* _EXERCISE PROMPT_
Write out each line that follows exactly as it stands, without the pictures.
═══
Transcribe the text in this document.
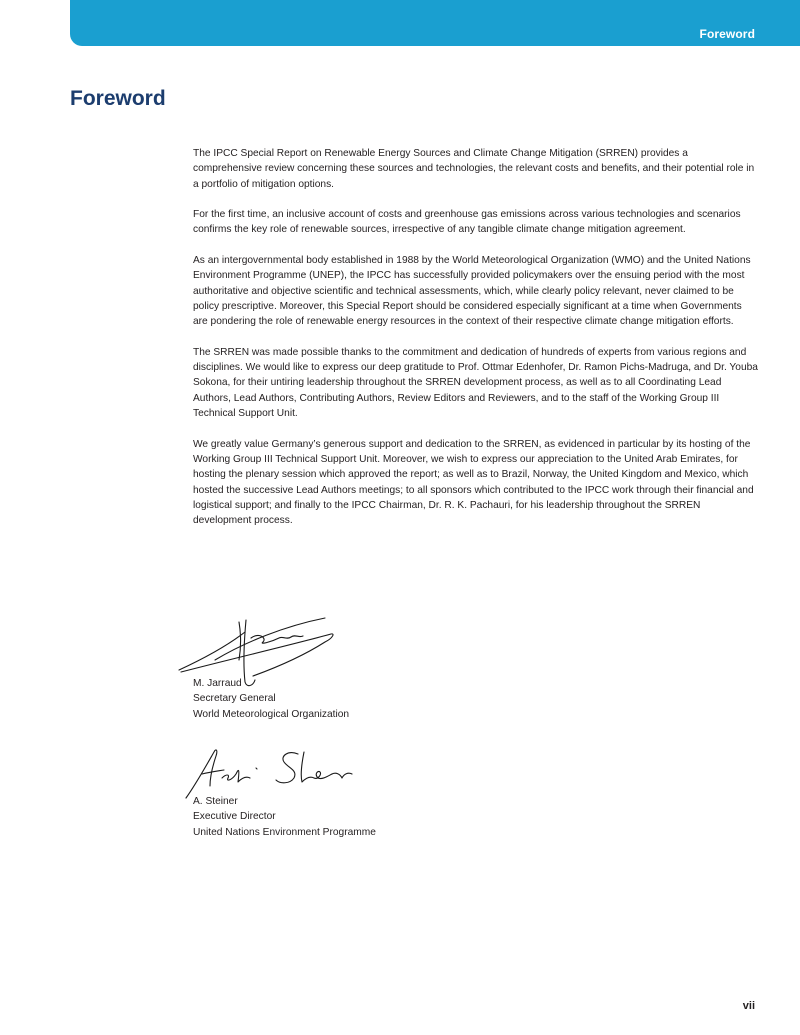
Foreword
Foreword

The IPCC Special Report on Renewable Energy Sources and Climate Change Mitigation (SRREN) provides a comprehensive review concerning these sources and technologies, the relevant costs and benefits, and their potential role in a portfolio of mitigation options.

For the first time, an inclusive account of costs and greenhouse gas emissions across various technologies and scenarios confirms the key role of renewable sources, irrespective of any tangible climate change mitigation agreement.

As an intergovernmental body established in 1988 by the World Meteorological Organization (WMO) and the United Nations Environment Programme (UNEP), the IPCC has successfully provided policymakers over the ensuing period with the most authoritative and objective scientific and technical assessments, which, while clearly policy relevant, never claimed to be policy prescriptive. Moreover, this Special Report should be considered especially significant at a time when Governments are pondering the role of renewable energy resources in the context of their respective climate change mitigation efforts.

The SRREN was made possible thanks to the commitment and dedication of hundreds of experts from various regions and disciplines. We would like to express our deep gratitude to Prof. Ottmar Edenhofer, Dr. Ramon Pichs-Madruga, and Dr. Youba Sokona, for their untiring leadership throughout the SRREN development process, as well as to all Coordinating Lead Authors, Lead Authors, Contributing Authors, Review Editors and Reviewers, and to the staff of the Working Group III Technical Support Unit.

We greatly value Germany’s generous support and dedication to the SRREN, as evidenced in particular by its hosting of the Working Group III Technical Support Unit. Moreover, we wish to express our appreciation to the United Arab Emirates, for hosting the plenary session which approved the report; as well as to Brazil, Norway, the United Kingdom and Mexico, which hosted the successive Lead Authors meetings; to all sponsors which contributed to the IPCC work through their financial and logistical support; and finally to the IPCC Chairman, Dr. R. K. Pachauri, for his leadership throughout the SRREN development process.

M. Jarraud
Secretary General
World Meteorological Organization
A. Steiner
Executive Director
United Nations Environment Programme
vii
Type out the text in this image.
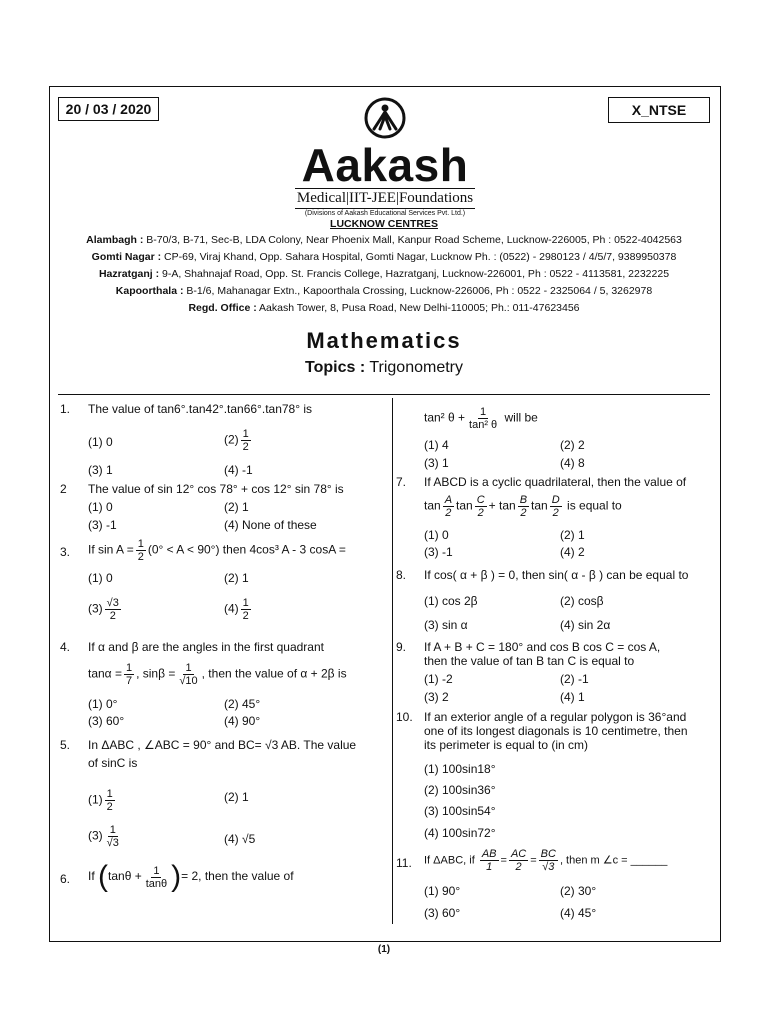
20 / 03 / 2020	X_NTSE
Aakash
Medical|IIT-JEE|Foundations
(Divisions of Aakash Educational Services Pvt. Ltd.)
LUCKNOW CENTRES
Alambagh : B-70/3, B-71, Sec-B, LDA Colony, Near Phoenix Mall, Kanpur Road Scheme, Lucknow-226005, Ph : 0522-4042563
Gomti Nagar : CP-69, Viraj Khand, Opp. Sahara Hospital, Gomti Nagar, Lucknow Ph. : (0522) - 2980123 / 4/5/7, 9389950378
Hazratganj : 9-A, Shahnajaf Road, Opp. St. Francis College, Hazratganj, Lucknow-226001, Ph : 0522 - 4113581, 2232225
Kapoorthala : B-1/6, Mahanagar Extn., Kapoorthala Crossing, Lucknow-226006, Ph : 0522 - 2325064 / 5, 3262978
Regd. Office : Aakash Tower, 8, Pusa Road, New Delhi-110005; Ph.: 011-47623456
Mathematics
Topics : Trigonometry
1. The value of tan6°.tan42°.tan66°.tan78° is
(1) 0	$(2) \frac{1}{2}$
(3) 1	(4) -1
2 The value of sin 12° cos 78° + cos 12° sin 78° is
(1) 0	(2) 1
(3) -1	(4) None of these
3. If $\sin A = \frac{1}{2} (0^\circ < A < 90^\circ)$ then 4cos³ A - 3 cosA =
(1) 0	(2) 1
$(3) \frac{√3}{2}$	$(4) \frac{1}{2}$
4. If α and β are the angles in the first quadrant
$\tan\alpha = \frac{1}{7}$ , $\sin\beta = \frac{1}{√10}$ , then the value of α + 2β is
(1) 0°	(2) 45°
(3) 60°	(4) 90°
5. In ΔABC , ∠ABC = 90° and BC= √3 AB. The value
of sinC is
$(1) \frac{1}{2}$	(2) 1
$(3) \frac{1}{√3}$	(4) √5
6. If ($\tan\theta + \frac{1}{\tan\theta}$ )= 2, then the value of
tan² $\theta + \frac{1}{\text{tan² θ}}$ will be
(1) 4	(2) 2
(3) 1	(4) 8
7. If ABCD is a cyclic quadrilateral, then the value of
$\tan \frac{A}{2}$ $\tan \frac{C}{2} + \tan \frac{B}{2}$ $\tan \frac{D}{2}$ is equal to
(1) 0	(2) 1
(3) -1	(4) 2
8. If cos( α + β ) = 0, then sin( α - β ) can be equal to
(1) cos 2β	(2) cosβ
(3) sin α	(4) sin 2α
9. If A + B + C = 180° and cos B cos C = cos A,
then the value of tan B tan C is equal to
(1) -2	(2) -1
(3) 2	(4) 1
10. If an exterior angle of a regular polygon is 36°and
one of its longest diagonals is 10 centimetre, then
its perimeter is equal to (in cm)
(1) 100sin18°
(2) 100sin36°
(3) 100sin54°
(4) 100sin72°
11. If ΔABC, if $\frac{AB}{1} = \frac{AC}{2} = \frac{BC}{√3}$ , then m ∠c = ______
(1) 90°	(2) 30°
(3) 60°	(4) 45°
(1)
═══
* _COMPLETED EXERCISE_
Transcribe the text in this document.
Foreword
Foreword

The IPCC Special Report on Renewable Energy Sources and Climate Change Mitigation (SRREN) provides a comprehensive review concerning these sources and technologies, the relevant costs and benefits, and their potential role in a portfolio of mitigation options.

For the first time, an inclusive account of costs and greenhouse gas emissions across various technologies and scenarios confirms the key role of renewable sources, irrespective of any tangible climate change mitigation agreement.

As an intergovernmental body established in 1988 by the World Meteorological Organization (WMO) and the United Nations Environment Programme (UNEP), the IPCC has successfully provided policymakers over the ensuing period with the most authoritative and objective scientific and technical assessments, which, while clearly policy relevant, never claimed to be policy prescriptive. Moreover, this Special Report should be considered especially significant at a time when Governments are pondering the role of renewable energy resources in the context of their respective climate change mitigation efforts.

The SRREN was made possible thanks to the commitment and dedication of hundreds of experts from various regions and disciplines. We would like to express our deep gratitude to Prof. Ottmar Edenhofer, Dr. Ramon Pichs-Madruga, and Dr. Youba Sokona, for their untiring leadership throughout the SRREN development process, as well as to all Coordinating Lead Authors, Lead Authors, Contributing Authors, Review Editors and Reviewers, and to the staff of the Working Group III Technical Support Unit.

We greatly value Germany’s generous support and dedication to the SRREN, as evidenced in particular by its hosting of the Working Group III Technical Support Unit. Moreover, we wish to express our appreciation to the United Arab Emirates, for hosting the plenary session which approved the report; as well as to Brazil, Norway, the United Kingdom and Mexico, which hosted the successive Lead Authors meetings; to all sponsors which contributed to the IPCC work through their financial and logistical support; and finally to the IPCC Chairman, Dr. R. K. Pachauri, for his leadership throughout the SRREN development process.

M. Jarraud
Secretary General
World Meteorological Organization
A. Steiner
Executive Director
United Nations Environment Programme
vii
Type out the text in this image.
20 / 03 / 2020	X_NTSE
Aakash
Medical|IIT-JEE|Foundations
(Divisions of Aakash Educational Services Pvt. Ltd.)
LUCKNOW CENTRES
Alambagh : B-70/3, B-71, Sec-B, LDA Colony, Near Phoenix Mall, Kanpur Road Scheme, Lucknow-226005, Ph : 0522-4042563
Gomti Nagar : CP-69, Viraj Khand, Opp. Sahara Hospital, Gomti Nagar, Lucknow Ph. : (0522) - 2980123 / 4/5/7, 9389950378
Hazratganj : 9-A, Shahnajaf Road, Opp. St. Francis College, Hazratganj, Lucknow-226001, Ph : 0522 - 4113581, 2232225
Kapoorthala : B-1/6, Mahanagar Extn., Kapoorthala Crossing, Lucknow-226006, Ph : 0522 - 2325064 / 5, 3262978
Regd. Office : Aakash Tower, 8, Pusa Road, New Delhi-110005; Ph.: 011-47623456
Mathematics
Topics : Trigonometry
1. The value of tan6°.tan42°.tan66°.tan78° is
(1) 0	$(2) \frac{1}{2}$
(3) 1	(4) -1
2 The value of sin 12° cos 78° + cos 12° sin 78° is
(1) 0	(2) 1
(3) -1	(4) None of these
3. If $\sin A = \frac{1}{2} (0^\circ < A < 90^\circ)$ then 4cos³ A - 3 cosA =
(1) 0	(2) 1
$(3) \frac{√3}{2}$	$(4) \frac{1}{2}$
4. If α and β are the angles in the first quadrant
$\tan\alpha = \frac{1}{7}$ , $\sin\beta = \frac{1}{√10}$ , then the value of α + 2β is
(1) 0°	(2) 45°
(3) 60°	(4) 90°
5. In ΔABC , ∠ABC = 90° and BC= √3 AB. The value
of sinC is
$(1) \frac{1}{2}$	(2) 1
$(3) \frac{1}{√3}$	(4) √5
6. If ($\tan\theta + \frac{1}{\tan\theta}$ )= 2, then the value of
tan² $\theta + \frac{1}{\text{tan² θ}}$ will be
(1) 4	(2) 2
(3) 1	(4) 8
7. If ABCD is a cyclic quadrilateral, then the value of
$\tan \frac{A}{2}$ $\tan \frac{C}{2} + \tan \frac{B}{2}$ $\tan \frac{D}{2}$ is equal to
(1) 0	(2) 1
(3) -1	(4) 2
8. If cos( α + β ) = 0, then sin( α - β ) can be equal to
(1) cos 2β	(2) cosβ
(3) sin α	(4) sin 2α
9. If A + B + C = 180° and cos B cos C = cos A,
then the value of tan B tan C is equal to
(1) -2	(2) -1
(3) 2	(4) 1
10. If an exterior angle of a regular polygon is 36°and
one of its longest diagonals is 10 centimetre, then
its perimeter is equal to (in cm)
(1) 100sin18°
(2) 100sin36°
(3) 100sin54°
(4) 100sin72°
11. If ΔABC, if $\frac{AB}{1} = \frac{AC}{2} = \frac{BC}{√3}$ , then m ∠c = ______
(1) 90°	(2) 30°
(3) 60°	(4) 45°
(1)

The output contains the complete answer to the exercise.